Provided entries >>

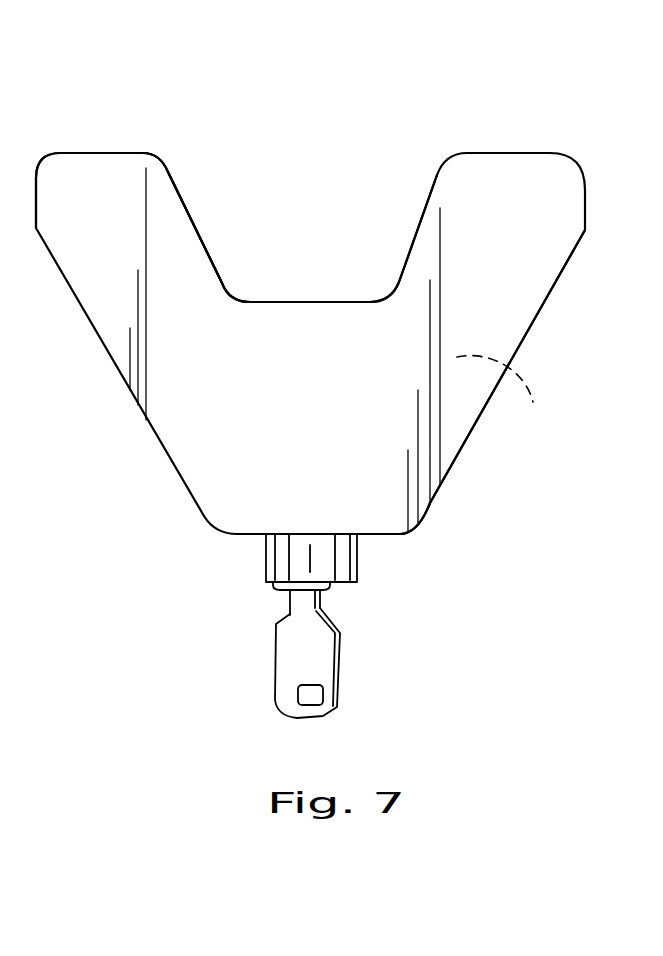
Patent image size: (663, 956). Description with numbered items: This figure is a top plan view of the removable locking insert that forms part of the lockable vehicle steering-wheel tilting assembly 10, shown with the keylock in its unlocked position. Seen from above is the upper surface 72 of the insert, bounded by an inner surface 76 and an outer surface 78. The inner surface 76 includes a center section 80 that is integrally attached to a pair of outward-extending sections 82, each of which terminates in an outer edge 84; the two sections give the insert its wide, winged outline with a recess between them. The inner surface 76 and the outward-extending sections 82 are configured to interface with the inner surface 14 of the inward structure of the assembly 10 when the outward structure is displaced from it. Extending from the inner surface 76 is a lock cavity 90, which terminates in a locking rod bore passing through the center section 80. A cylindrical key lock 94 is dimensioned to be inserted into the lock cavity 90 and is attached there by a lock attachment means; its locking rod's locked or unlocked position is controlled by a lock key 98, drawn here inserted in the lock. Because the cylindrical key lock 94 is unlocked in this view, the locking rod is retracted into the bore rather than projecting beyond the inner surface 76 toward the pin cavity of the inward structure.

The lockable vehicle steering-wheel tilting assembly 10 is at (552, 343).
The inner surface 14 is at (507, 366).
The upper surface 72 is at (172, 415).
The inner surface 76 is at (302, 300).
The outer surface 78 is at (380, 535).
The center section 80 is at (302, 300).
The outward-extending sections 82 is at (69, 198).
The outer edge 84 is at (147, 153).
The lock cavity 90 is at (265, 537).
The cylindrical key lock 94 is at (273, 582).
The lock key 98 is at (323, 660).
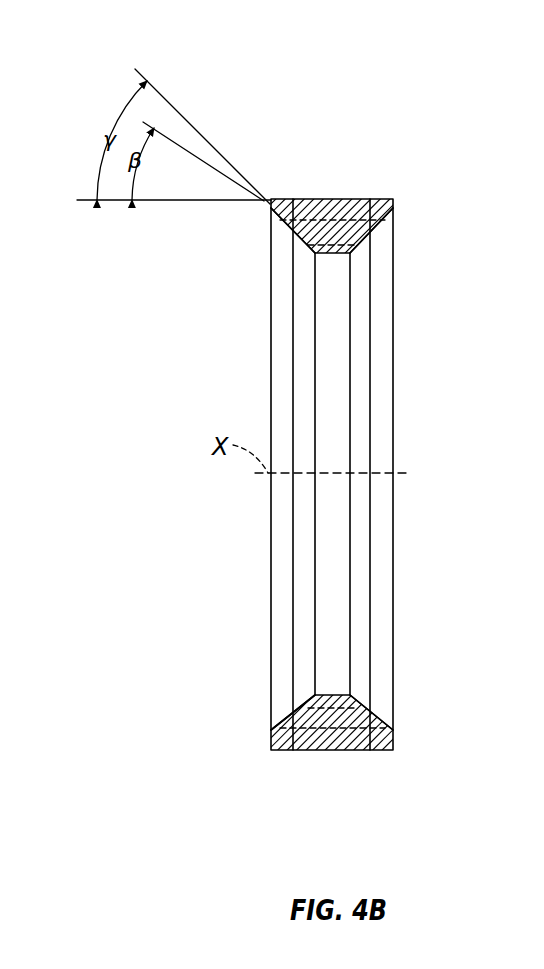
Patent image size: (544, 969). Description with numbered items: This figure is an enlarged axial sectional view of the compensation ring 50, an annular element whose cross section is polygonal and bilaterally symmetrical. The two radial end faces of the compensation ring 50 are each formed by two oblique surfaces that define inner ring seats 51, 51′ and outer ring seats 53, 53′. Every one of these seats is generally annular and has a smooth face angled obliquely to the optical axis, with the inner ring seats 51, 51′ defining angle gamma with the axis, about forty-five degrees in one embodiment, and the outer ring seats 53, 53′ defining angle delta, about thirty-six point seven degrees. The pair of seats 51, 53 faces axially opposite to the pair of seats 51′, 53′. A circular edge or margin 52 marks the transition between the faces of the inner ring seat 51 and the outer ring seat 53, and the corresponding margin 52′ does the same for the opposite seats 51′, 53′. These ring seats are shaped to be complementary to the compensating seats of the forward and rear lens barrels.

The compensation ring 50 is at (436, 448).
The inner ring seat 51 is at (312, 256).
The inner ring seat 51′ is at (353, 256).
The circular edge or margin 52 is at (293, 233).
The circular edge or margin 52′ is at (371, 233).
The outer ring seat 53 is at (298, 236).
The outer ring seat 53′ is at (366, 236).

What is asked >>
Reproduce all of the entries above word for word, leaving out the pictures.

Solution >>
Patent image size: (663, 956). Description with numbered items: This figure is a top plan view of the removable locking insert that forms part of the lockable vehicle steering-wheel tilting assembly 10, shown with the keylock in its unlocked position. Seen from above is the upper surface 72 of the insert, bounded by an inner surface 76 and an outer surface 78. The inner surface 76 includes a center section 80 that is integrally attached to a pair of outward-extending sections 82, each of which terminates in an outer edge 84; the two sections give the insert its wide, winged outline with a recess between them. The inner surface 76 and the outward-extending sections 82 are configured to interface with the inner surface 14 of the inward structure of the assembly 10 when the outward structure is displaced from it. Extending from the inner surface 76 is a lock cavity 90, which terminates in a locking rod bore passing through the center section 80. A cylindrical key lock 94 is dimensioned to be inserted into the lock cavity 90 and is attached there by a lock attachment means; its locking rod's locked or unlocked position is controlled by a lock key 98, drawn here inserted in the lock. Because the cylindrical key lock 94 is unlocked in this view, the locking rod is retracted into the bore rather than projecting beyond the inner surface 76 toward the pin cavity of the inward structure.

The lockable vehicle steering-wheel tilting assembly 10 is at (552, 343).
The inner surface 14 is at (507, 366).
The upper surface 72 is at (172, 415).
The inner surface 76 is at (302, 300).
The outer surface 78 is at (380, 535).
The center section 80 is at (302, 300).
The outward-extending sections 82 is at (69, 198).
The outer edge 84 is at (147, 153).
The lock cavity 90 is at (265, 537).
The cylindrical key lock 94 is at (273, 582).
The lock key 98 is at (323, 660).
Patent image size: (544, 969). Description with numbered items: This figure is an enlarged axial sectional view of the compensation ring 50, an annular element whose cross section is polygonal and bilaterally symmetrical. The two radial end faces of the compensation ring 50 are each formed by two oblique surfaces that define inner ring seats 51, 51′ and outer ring seats 53, 53′. Every one of these seats is generally annular and has a smooth face angled obliquely to the optical axis, with the inner ring seats 51, 51′ defining angle gamma with the axis, about forty-five degrees in one embodiment, and the outer ring seats 53, 53′ defining angle delta, about thirty-six point seven degrees. The pair of seats 51, 53 faces axially opposite to the pair of seats 51′, 53′. A circular edge or margin 52 marks the transition between the faces of the inner ring seat 51 and the outer ring seat 53, and the corresponding margin 52′ does the same for the opposite seats 51′, 53′. These ring seats are shaped to be complementary to the compensating seats of the forward and rear lens barrels.

The compensation ring 50 is at (436, 448).
The inner ring seat 51 is at (312, 256).
The inner ring seat 51′ is at (353, 256).
The circular edge or margin 52 is at (293, 233).
The circular edge or margin 52′ is at (371, 233).
The outer ring seat 53 is at (298, 236).
The outer ring seat 53′ is at (366, 236).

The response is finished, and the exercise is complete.